╭─ Input

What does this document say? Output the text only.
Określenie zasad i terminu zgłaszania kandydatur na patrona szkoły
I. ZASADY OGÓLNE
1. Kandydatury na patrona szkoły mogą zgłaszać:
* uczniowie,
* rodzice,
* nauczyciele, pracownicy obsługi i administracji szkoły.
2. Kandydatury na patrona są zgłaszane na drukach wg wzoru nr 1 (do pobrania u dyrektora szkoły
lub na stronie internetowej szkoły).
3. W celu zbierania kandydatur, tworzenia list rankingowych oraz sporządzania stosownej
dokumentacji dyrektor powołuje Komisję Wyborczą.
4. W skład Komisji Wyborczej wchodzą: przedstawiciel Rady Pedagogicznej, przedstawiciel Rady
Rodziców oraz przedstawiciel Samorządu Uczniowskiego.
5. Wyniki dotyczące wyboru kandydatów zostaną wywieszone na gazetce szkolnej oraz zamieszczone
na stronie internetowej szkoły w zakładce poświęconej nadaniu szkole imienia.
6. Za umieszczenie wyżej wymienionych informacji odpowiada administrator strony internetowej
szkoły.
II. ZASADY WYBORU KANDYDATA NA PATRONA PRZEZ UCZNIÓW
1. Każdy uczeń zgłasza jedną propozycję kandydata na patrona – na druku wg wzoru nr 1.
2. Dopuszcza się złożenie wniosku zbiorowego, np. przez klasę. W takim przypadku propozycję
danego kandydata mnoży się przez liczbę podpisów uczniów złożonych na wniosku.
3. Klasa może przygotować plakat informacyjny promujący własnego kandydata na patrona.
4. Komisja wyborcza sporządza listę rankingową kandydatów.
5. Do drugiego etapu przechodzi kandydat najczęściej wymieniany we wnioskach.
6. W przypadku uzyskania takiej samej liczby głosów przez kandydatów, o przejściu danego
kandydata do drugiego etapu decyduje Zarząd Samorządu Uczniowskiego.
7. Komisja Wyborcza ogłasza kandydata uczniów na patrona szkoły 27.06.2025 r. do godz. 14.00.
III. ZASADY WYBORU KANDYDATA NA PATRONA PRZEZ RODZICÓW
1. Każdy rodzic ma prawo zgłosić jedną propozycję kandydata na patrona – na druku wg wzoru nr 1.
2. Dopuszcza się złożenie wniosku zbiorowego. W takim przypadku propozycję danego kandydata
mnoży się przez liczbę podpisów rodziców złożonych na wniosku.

╰─

* [What is asked]: Print all of the entries again, exactly as written.

* [Result]:
What does this document say? Output the text only.
Określenie zasad i terminu zgłaszania kandydatur na patrona szkoły
I. ZASADY OGÓLNE
1. Kandydatury na patrona szkoły mogą zgłaszać:
* uczniowie,
* rodzice,
* nauczyciele, pracownicy obsługi i administracji szkoły.
2. Kandydatury na patrona są zgłaszane na drukach wg wzoru nr 1 (do pobrania u dyrektora szkoły
lub na stronie internetowej szkoły).
3. W celu zbierania kandydatur, tworzenia list rankingowych oraz sporządzania stosownej
dokumentacji dyrektor powołuje Komisję Wyborczą.
4. W skład Komisji Wyborczej wchodzą: przedstawiciel Rady Pedagogicznej, przedstawiciel Rady
Rodziców oraz przedstawiciel Samorządu Uczniowskiego.
5. Wyniki dotyczące wyboru kandydatów zostaną wywieszone na gazetce szkolnej oraz zamieszczone
na stronie internetowej szkoły w zakładce poświęconej nadaniu szkole imienia.
6. Za umieszczenie wyżej wymienionych informacji odpowiada administrator strony internetowej
szkoły.
II. ZASADY WYBORU KANDYDATA NA PATRONA PRZEZ UCZNIÓW
1. Każdy uczeń zgłasza jedną propozycję kandydata na patrona – na druku wg wzoru nr 1.
2. Dopuszcza się złożenie wniosku zbiorowego, np. przez klasę. W takim przypadku propozycję
danego kandydata mnoży się przez liczbę podpisów uczniów złożonych na wniosku.
3. Klasa może przygotować plakat informacyjny promujący własnego kandydata na patrona.
4. Komisja wyborcza sporządza listę rankingową kandydatów.
5. Do drugiego etapu przechodzi kandydat najczęściej wymieniany we wnioskach.
6. W przypadku uzyskania takiej samej liczby głosów przez kandydatów, o przejściu danego
kandydata do drugiego etapu decyduje Zarząd Samorządu Uczniowskiego.
7. Komisja Wyborcza ogłasza kandydata uczniów na patrona szkoły 27.06.2025 r. do godz. 14.00.
III. ZASADY WYBORU KANDYDATA NA PATRONA PRZEZ RODZICÓW
1. Każdy rodzic ma prawo zgłosić jedną propozycję kandydata na patrona – na druku wg wzoru nr 1.
2. Dopuszcza się złożenie wniosku zbiorowego. W takim przypadku propozycję danego kandydata
mnoży się przez liczbę podpisów rodziców złożonych na wniosku.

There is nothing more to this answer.